##### DATA ROWS
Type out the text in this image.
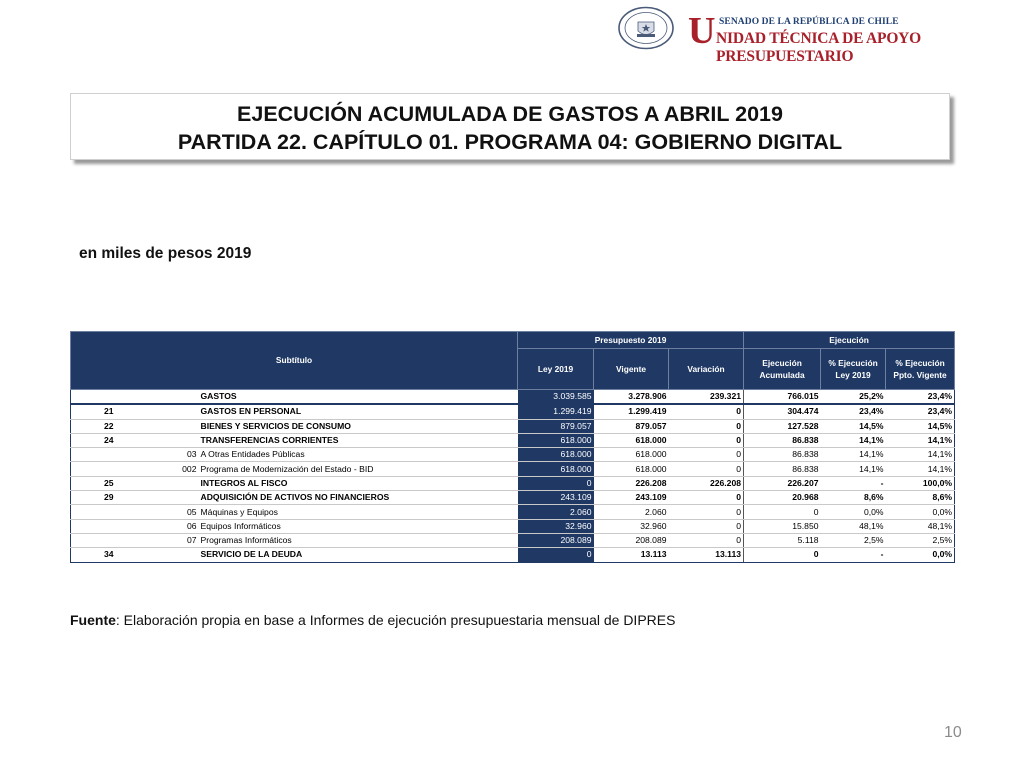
SENADO DE LA REPÚBLICA DE CHILE
U NIDAD TÉCNICA DE APOYO PRESUPUESTARIO
EJECUCIÓN ACUMULADA DE GASTOS A ABRIL 2019
PARTIDA 22. CAPÍTULO 01. PROGRAMA 04: GOBIERNO DIGITAL
en miles de pesos 2019
Subtítulo			Presupuesto 2019			Ejecución		
			Ley 2019	Vigente	Variación	Ejecución Acumulada	% Ejecución Ley 2019	% Ejecución Ppto. Vigente
		GASTOS	3.039.585	3.278.906	239.321	766.015	25,2%	23,4%
21		GASTOS EN PERSONAL	1.299.419	1.299.419	0	304.474	23,4%	23,4%
22		BIENES Y SERVICIOS DE CONSUMO	879.057	879.057	0	127.528	14,5%	14,5%
24		TRANSFERENCIAS CORRIENTES	618.000	618.000	0	86.838	14,1%	14,1%
	03	A Otras Entidades Públicas	618.000	618.000	0	86.838	14,1%	14,1%
	002	Programa de Modernización del Estado - BID	618.000	618.000	0	86.838	14,1%	14,1%
25		INTEGROS AL FISCO	0	226.208	226.208	226.207	-	100,0%
29		ADQUISICIÓN DE ACTIVOS NO FINANCIEROS	243.109	243.109	0	20.968	8,6%	8,6%
	05	Máquinas y Equipos	2.060	2.060	0	0	0,0%	0,0%
	06	Equipos Informáticos	32.960	32.960	0	15.850	48,1%	48,1%
	07	Programas Informáticos	208.089	208.089	0	5.118	2,5%	2,5%
34		SERVICIO DE LA DEUDA	0	13.113	13.113	0	-	0,0%
Fuente: Elaboración propia en base a Informes de ejecución presupuestaria mensual de DIPRES
10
##########
• TASK PROMPT:
Every entry above is to be set down exactly; the pictures are to be left out.

• WORKED ANSWER:
Type out the text in this image.
SENADO DE LA REPÚBLICA DE CHILE
U NIDAD TÉCNICA DE APOYO PRESUPUESTARIO
EJECUCIÓN ACUMULADA DE GASTOS A ABRIL 2019
PARTIDA 22. CAPÍTULO 01. PROGRAMA 04: GOBIERNO DIGITAL
en miles de pesos 2019
Subtítulo			Presupuesto 2019			Ejecución		
			Ley 2019	Vigente	Variación	Ejecución Acumulada	% Ejecución Ley 2019	% Ejecución Ppto. Vigente
		GASTOS	3.039.585	3.278.906	239.321	766.015	25,2%	23,4%
21		GASTOS EN PERSONAL	1.299.419	1.299.419	0	304.474	23,4%	23,4%
22		BIENES Y SERVICIOS DE CONSUMO	879.057	879.057	0	127.528	14,5%	14,5%
24		TRANSFERENCIAS CORRIENTES	618.000	618.000	0	86.838	14,1%	14,1%
	03	A Otras Entidades Públicas	618.000	618.000	0	86.838	14,1%	14,1%
	002	Programa de Modernización del Estado - BID	618.000	618.000	0	86.838	14,1%	14,1%
25		INTEGROS AL FISCO	0	226.208	226.208	226.207	-	100,0%
29		ADQUISICIÓN DE ACTIVOS NO FINANCIEROS	243.109	243.109	0	20.968	8,6%	8,6%
	05	Máquinas y Equipos	2.060	2.060	0	0	0,0%	0,0%
	06	Equipos Informáticos	32.960	32.960	0	15.850	48,1%	48,1%
	07	Programas Informáticos	208.089	208.089	0	5.118	2,5%	2,5%
34		SERVICIO DE LA DEUDA	0	13.113	13.113	0	-	0,0%
Fuente: Elaboración propia en base a Informes de ejecución presupuestaria mensual de DIPRES
10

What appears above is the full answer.